→ Records from a collection:

....

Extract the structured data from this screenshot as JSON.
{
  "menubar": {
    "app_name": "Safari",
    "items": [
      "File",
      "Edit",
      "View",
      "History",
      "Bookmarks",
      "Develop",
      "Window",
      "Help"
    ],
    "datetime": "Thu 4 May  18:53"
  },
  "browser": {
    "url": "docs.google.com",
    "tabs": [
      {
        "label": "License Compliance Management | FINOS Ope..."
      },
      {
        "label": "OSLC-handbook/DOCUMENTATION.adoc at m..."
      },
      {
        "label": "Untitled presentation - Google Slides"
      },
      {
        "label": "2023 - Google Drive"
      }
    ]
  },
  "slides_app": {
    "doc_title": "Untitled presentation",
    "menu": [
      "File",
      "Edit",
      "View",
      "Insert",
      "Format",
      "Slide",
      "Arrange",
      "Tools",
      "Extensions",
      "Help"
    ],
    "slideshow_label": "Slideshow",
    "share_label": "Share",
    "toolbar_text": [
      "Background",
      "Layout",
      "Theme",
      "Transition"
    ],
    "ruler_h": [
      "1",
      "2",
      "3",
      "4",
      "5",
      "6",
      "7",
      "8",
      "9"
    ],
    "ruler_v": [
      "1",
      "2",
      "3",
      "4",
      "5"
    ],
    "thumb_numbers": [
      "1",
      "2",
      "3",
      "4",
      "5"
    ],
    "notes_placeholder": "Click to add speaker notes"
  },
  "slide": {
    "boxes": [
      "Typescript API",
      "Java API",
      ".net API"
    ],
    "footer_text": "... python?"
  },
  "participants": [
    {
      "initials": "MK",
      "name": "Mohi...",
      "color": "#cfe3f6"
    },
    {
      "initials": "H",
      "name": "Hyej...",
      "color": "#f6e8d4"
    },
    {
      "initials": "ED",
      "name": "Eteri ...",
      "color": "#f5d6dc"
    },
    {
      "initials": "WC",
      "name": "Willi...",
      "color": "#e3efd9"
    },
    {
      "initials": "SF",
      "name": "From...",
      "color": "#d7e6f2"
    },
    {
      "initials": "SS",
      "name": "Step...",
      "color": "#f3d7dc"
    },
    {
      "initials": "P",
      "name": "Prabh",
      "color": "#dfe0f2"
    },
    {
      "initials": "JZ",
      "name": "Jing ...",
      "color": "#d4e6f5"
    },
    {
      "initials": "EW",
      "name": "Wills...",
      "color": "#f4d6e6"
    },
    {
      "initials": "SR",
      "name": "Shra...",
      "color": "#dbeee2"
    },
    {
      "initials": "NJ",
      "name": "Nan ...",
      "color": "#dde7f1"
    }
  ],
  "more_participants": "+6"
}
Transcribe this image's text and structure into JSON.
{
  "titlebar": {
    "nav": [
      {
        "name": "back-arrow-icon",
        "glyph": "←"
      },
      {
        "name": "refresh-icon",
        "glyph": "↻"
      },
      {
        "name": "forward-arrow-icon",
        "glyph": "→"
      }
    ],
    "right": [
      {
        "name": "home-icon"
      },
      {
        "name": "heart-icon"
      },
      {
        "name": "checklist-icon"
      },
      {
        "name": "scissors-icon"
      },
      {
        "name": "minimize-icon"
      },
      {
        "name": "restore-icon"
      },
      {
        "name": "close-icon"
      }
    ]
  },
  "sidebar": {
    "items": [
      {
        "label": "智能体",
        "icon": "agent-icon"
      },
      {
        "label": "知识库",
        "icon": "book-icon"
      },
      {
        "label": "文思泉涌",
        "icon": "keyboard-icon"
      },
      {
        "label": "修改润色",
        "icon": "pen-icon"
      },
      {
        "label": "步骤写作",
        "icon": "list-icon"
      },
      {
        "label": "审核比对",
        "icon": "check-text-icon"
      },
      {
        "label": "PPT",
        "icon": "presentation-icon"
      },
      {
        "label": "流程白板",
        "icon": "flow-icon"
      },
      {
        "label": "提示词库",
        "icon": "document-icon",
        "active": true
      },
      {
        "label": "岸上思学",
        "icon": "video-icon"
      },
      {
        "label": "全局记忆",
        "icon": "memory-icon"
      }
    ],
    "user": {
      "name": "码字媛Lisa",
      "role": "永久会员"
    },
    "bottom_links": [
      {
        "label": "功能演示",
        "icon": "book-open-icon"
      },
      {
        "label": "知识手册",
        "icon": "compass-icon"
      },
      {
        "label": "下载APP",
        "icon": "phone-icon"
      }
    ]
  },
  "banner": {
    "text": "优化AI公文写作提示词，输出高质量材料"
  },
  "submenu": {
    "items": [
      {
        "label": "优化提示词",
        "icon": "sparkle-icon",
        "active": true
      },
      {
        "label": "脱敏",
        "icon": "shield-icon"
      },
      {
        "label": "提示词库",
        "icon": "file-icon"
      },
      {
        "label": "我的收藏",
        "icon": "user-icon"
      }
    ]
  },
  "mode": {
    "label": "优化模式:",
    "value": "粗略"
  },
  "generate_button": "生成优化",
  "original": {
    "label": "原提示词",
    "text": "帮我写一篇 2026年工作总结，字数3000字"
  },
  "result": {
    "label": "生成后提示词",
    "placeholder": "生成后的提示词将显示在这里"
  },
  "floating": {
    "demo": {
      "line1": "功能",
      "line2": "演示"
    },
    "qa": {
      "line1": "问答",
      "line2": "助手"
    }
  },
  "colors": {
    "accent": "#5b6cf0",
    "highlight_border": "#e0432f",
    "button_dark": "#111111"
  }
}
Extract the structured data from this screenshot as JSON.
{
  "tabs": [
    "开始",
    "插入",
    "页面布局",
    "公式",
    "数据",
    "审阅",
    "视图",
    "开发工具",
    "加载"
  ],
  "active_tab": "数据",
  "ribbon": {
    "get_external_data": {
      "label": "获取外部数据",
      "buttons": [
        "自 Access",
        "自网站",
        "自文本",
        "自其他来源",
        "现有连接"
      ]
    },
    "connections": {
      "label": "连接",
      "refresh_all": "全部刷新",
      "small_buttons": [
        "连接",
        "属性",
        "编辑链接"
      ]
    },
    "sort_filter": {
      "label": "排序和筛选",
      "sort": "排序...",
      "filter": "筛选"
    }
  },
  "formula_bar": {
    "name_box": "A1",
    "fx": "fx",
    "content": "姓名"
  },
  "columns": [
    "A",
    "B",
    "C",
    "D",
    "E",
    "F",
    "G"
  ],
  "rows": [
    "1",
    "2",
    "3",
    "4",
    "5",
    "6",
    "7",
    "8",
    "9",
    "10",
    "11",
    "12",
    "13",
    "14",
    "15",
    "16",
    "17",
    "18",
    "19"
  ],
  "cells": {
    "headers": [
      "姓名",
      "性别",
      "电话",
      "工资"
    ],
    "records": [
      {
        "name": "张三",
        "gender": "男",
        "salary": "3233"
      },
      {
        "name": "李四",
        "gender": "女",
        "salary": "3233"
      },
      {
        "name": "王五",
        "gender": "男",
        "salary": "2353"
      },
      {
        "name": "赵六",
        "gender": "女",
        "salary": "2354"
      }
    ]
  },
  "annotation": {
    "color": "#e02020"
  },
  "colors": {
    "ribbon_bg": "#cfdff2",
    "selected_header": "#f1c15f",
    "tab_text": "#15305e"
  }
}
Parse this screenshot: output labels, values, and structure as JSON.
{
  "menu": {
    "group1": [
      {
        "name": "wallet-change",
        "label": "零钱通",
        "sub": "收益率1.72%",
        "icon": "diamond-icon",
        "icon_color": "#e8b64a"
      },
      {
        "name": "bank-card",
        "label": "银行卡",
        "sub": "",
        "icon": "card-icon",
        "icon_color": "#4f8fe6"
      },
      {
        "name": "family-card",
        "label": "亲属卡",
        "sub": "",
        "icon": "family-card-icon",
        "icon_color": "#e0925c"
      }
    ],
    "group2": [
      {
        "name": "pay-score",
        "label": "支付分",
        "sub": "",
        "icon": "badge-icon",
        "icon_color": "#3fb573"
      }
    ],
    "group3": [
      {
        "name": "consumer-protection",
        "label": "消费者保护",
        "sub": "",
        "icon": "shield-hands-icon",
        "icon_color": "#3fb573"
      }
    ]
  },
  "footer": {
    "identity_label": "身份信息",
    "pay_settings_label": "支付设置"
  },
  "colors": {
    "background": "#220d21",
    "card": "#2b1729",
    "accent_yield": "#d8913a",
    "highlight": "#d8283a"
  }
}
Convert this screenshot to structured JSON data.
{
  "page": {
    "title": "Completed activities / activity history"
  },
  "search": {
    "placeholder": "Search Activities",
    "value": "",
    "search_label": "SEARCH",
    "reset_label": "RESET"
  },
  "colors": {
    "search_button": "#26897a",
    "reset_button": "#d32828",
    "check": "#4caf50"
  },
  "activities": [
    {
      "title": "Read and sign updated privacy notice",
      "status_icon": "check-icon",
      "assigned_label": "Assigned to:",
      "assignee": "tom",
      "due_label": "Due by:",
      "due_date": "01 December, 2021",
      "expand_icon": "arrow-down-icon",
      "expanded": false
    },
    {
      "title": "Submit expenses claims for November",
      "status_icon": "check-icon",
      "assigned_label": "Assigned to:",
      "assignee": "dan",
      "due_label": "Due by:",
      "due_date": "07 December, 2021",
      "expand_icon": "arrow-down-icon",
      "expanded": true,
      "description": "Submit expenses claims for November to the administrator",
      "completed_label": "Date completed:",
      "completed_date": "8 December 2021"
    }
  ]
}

....

→ WHAT NEEDS TO BE DONE: Search the entries for the word "Untitled" and pick out every line that holds it.

→ TASK ANSWER:
        "label": "Untitled presentation - Google Slides"
    "doc_title": "Untitled presentation",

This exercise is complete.